>> BEGIN Input records

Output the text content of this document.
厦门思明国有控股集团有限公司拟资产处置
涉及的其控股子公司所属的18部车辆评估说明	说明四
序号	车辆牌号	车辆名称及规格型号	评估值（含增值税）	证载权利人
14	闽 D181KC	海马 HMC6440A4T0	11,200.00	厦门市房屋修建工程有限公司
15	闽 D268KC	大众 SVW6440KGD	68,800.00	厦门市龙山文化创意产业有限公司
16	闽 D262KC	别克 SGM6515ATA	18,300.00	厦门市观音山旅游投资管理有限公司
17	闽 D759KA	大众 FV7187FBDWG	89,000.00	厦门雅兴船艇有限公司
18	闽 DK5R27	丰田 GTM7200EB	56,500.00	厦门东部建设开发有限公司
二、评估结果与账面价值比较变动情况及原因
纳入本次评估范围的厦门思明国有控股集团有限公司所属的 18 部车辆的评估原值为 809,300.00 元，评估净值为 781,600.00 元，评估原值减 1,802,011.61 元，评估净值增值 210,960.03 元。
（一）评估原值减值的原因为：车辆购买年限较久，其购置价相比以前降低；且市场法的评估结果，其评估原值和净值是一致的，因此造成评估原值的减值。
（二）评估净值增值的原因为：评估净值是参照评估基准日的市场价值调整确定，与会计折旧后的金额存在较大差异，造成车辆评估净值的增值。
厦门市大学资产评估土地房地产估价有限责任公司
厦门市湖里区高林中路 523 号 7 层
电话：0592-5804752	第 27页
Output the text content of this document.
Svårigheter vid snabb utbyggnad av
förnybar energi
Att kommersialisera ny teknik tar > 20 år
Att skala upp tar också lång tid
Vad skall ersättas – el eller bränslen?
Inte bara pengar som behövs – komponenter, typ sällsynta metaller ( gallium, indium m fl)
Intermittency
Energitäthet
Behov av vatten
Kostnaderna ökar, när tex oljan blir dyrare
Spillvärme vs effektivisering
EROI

>> END Input records
>> BEGIN Input records

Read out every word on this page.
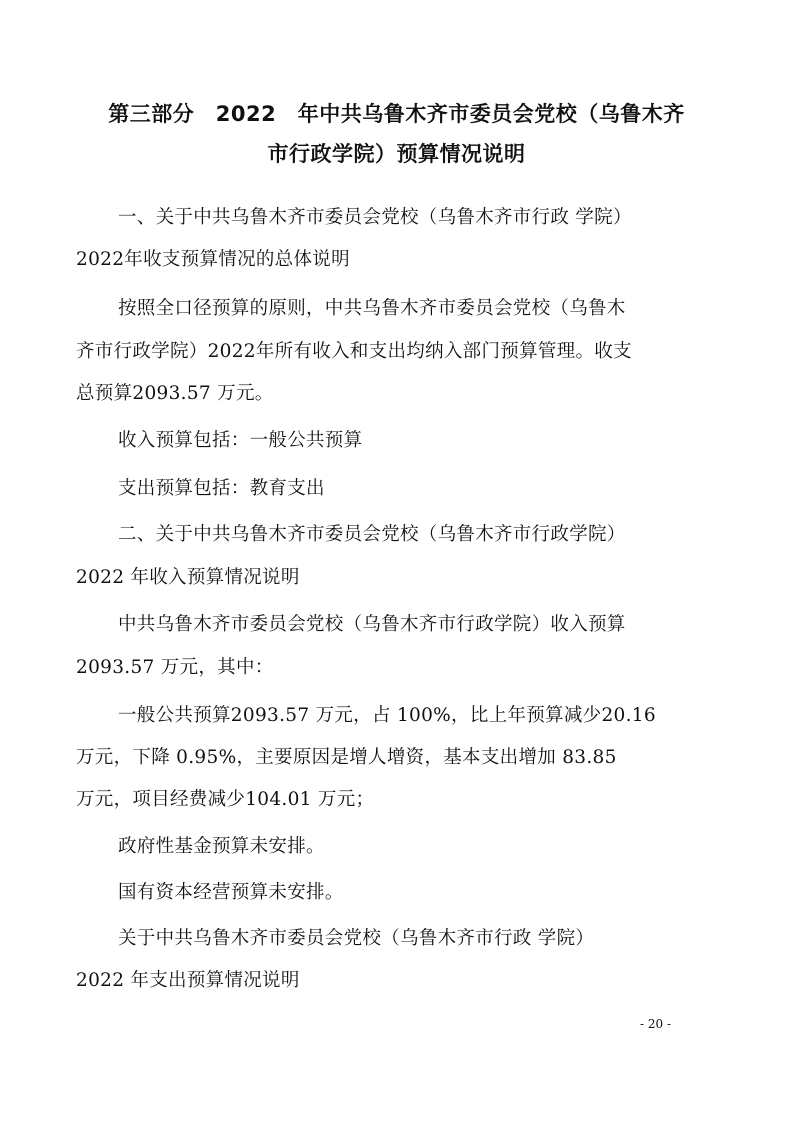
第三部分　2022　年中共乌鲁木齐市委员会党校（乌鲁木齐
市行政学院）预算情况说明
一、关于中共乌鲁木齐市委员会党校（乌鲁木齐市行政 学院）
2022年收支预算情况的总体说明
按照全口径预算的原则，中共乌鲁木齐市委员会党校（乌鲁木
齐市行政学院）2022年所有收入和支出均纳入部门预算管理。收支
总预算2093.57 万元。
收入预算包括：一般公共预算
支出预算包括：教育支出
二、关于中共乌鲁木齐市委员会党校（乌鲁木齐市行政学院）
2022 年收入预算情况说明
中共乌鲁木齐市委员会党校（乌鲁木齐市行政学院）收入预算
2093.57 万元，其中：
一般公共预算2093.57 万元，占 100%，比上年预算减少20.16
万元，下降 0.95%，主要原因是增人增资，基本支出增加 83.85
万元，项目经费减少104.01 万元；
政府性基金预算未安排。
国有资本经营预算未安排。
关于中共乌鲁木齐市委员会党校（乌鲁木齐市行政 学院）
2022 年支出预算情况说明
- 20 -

>> END Input records
>> BEGIN Input records

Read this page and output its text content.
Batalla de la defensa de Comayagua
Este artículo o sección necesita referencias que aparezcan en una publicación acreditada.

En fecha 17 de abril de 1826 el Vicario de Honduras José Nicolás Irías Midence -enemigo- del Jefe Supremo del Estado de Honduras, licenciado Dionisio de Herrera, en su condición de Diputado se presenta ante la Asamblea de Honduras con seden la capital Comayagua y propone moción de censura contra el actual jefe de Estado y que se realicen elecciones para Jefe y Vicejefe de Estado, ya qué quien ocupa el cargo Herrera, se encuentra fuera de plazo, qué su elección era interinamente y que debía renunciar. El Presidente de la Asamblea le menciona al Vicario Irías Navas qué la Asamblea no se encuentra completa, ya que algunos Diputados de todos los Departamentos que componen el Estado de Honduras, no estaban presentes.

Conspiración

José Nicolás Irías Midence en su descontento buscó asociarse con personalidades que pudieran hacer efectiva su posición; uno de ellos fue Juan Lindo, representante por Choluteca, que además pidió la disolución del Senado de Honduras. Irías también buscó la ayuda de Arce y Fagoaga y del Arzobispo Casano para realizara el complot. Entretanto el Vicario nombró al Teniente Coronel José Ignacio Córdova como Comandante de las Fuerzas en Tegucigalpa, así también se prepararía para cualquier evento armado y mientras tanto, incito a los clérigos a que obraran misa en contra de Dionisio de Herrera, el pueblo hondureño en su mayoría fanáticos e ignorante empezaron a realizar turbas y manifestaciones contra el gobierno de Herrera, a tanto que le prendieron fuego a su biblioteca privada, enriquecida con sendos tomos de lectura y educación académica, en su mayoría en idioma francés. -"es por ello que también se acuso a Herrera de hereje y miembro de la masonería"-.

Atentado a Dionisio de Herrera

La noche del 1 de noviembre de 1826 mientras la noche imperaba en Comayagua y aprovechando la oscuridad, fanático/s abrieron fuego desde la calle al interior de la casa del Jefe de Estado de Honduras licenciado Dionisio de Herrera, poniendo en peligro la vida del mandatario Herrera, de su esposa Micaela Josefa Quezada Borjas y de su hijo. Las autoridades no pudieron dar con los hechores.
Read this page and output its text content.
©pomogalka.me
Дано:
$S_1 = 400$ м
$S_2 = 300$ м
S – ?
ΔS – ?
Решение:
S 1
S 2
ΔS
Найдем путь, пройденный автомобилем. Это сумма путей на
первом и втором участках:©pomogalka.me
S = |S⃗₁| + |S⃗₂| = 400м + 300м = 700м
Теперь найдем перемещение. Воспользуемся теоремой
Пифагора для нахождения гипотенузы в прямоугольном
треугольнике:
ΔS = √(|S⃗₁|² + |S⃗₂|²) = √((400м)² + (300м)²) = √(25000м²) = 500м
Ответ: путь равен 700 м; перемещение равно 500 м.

>> END Input records

Do this — Go through the records and copy each line with "关于中共乌鲁木齐市委员会党校" in it.

The completed task —
一、关于中共乌鲁木齐市委员会党校（乌鲁木齐市行政 学院）
二、关于中共乌鲁木齐市委员会党校（乌鲁木齐市行政学院）
关于中共乌鲁木齐市委员会党校（乌鲁木齐市行政 学院）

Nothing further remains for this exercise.